- [BRANO FORNITO]:

--

Il dolore da colica renale di solito raggiunge il picco in 90-120 minuti e si irradia lungo i dermatomi T10-S4. Durante la prima fase il dolore è costante, poi diventa lancinante. La seconda fase è caratterizzata di nuovo da dolore costante che può durare 3-4 ore. La terza fase è associata ad un lieve sollievo dal dolore. Questa fase può durare 4-16 ore.
I pazienti possono anche presentare febbre, brividi o altri segni sistemici di infezione. Questa condizione, chiamata pionefrosi o pielonefrite ostruttiva, è potenzialmente grave e pericolosa e richiede spesso un intervento chirurgico di decompressione d’urgenza.
L’85% dei pazienti presenta ematuria microscopica all’analisi delle urine.
L’esame fisico può rivelare dolorabilità costovertebrale e rumori intestinali ipoattivi. La febbre si osserva raramente nella colica renale, ma la presenza di febbre, piuria e leucocitosi può essere indicativa di pielonefrite.
Come si fa la diagnosi
È necessario effettuare le analisi delle urine se si sospetta la presenza di un calcolo renale. Di solito si ha ematuria, anche se circa il 15% dei pazienti con calcoli renali non la presenta nemmeno in forma microscopica. La presenza di cristalli urinari può suggerire urolitiasi. Nitriti, leucociti e batteri positivi suggeriscono invece la presenza di un’infezione.

--

- [DATI DISPONIBILI]:

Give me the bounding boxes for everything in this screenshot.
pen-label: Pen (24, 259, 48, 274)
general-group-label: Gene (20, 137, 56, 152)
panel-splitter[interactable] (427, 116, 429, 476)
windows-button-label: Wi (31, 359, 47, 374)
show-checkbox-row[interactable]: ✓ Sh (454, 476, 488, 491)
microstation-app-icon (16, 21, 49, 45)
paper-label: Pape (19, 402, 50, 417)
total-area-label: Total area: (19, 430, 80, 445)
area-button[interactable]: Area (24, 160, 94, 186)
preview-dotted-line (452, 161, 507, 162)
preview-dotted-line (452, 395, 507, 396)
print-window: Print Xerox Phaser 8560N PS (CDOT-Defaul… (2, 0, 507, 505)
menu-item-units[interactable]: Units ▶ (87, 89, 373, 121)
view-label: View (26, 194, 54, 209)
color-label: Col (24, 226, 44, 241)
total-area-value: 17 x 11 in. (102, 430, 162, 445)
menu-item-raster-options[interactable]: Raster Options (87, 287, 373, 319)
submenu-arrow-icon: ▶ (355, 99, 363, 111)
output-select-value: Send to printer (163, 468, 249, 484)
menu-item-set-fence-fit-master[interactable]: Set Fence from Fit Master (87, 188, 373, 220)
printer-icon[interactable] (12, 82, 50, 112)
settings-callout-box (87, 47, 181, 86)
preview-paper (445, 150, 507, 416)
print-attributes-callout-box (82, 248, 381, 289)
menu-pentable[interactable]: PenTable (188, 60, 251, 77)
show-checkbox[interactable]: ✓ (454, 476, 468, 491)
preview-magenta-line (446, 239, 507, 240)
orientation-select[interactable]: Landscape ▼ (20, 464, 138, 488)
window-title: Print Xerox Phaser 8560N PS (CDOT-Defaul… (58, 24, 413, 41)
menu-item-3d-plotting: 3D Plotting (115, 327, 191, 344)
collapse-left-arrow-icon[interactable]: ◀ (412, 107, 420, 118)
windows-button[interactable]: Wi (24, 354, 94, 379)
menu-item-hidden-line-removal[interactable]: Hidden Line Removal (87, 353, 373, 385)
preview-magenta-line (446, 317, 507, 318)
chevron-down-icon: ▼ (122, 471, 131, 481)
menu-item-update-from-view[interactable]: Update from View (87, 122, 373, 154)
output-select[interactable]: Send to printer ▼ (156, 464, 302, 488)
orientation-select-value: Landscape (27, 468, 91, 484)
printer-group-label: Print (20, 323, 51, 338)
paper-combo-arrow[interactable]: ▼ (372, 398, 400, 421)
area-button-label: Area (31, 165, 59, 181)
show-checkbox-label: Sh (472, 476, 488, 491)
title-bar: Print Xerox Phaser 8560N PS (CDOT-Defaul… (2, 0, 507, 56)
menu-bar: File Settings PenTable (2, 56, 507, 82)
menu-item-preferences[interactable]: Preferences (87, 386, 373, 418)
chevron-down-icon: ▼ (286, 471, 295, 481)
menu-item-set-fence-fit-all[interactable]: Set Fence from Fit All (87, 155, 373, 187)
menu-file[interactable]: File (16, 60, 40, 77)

--

- [CONSEGNA 1]:
Secondo il brano fornito sulla colica renale, entro quanto tempo il dolore raggiunge di solito il picco?
- [CONSEGNA 2]:
Prosegui il brano fornito sulla colica renale a partire dalla sua ultima frase.

- [RISULTATO 1]:
Di solito il dolore raggiunge il picco in 90-120 minuti.

- [RISULTATO 2]:
L’RX addome può essere utile per individuare la presenza di nefrolitiasi significativa, ma spesso può mancare i calcoli piccoli, nascosti dall’intestino o non calcificati.
L’ecografia invece può essere molto utile per valutare l’ostruzione e la conseguente idronefrosi, specialmente in gravidanza dove gli studi a raggi X non si possono effettuare. Può anche essere usato per misurare l’indice resistivo che può suggerire un’ostruzione ureterale. L’ecografia può anche identificare i calcoli di acido urico e altri calcoli non calcifici se sono sufficientemente grandi (di solito superiori a 4 mm).
Il test più sensibile e affidabile per diagnosticare l’urolitiasi è una TAC addominale e pelvica senza contrasto, che fornirà anche informazioni sull’ostruzione e sulla conseguente idronefrosi.
Trattamento e gestione dei calcoli renali
I calcoli più piccoli (meno di 5 mm) hanno una maggiore probabilità (90%) di essere espulsi grazie alla terapia idropinicae all’uso di alcuni farmaci come la tamsulosina, la nifedipina o l’alfuzosina. Qualsiasi accenno di infezione del tratto urinario deve invece essere trattato in modo aggressivo con antibiotici.
La gestione acuta richiede idratazione endovenosa, analgesia e farmaci antiemetici.
Gli studi dimostrano che la desmopressina può ridurre il dolore dei calcoli renali. Rapporti aneddotici indicano che l’uso di calcio-antagonisti può fornire sollievo dal dolore perché provoca rilassamento dell’uretere e aiuta il passaggio del calcolo. Altri raccomandano l’uso di alfa-bloccanti.
Vi sono dei casi in cui è necessario un intervento urgente.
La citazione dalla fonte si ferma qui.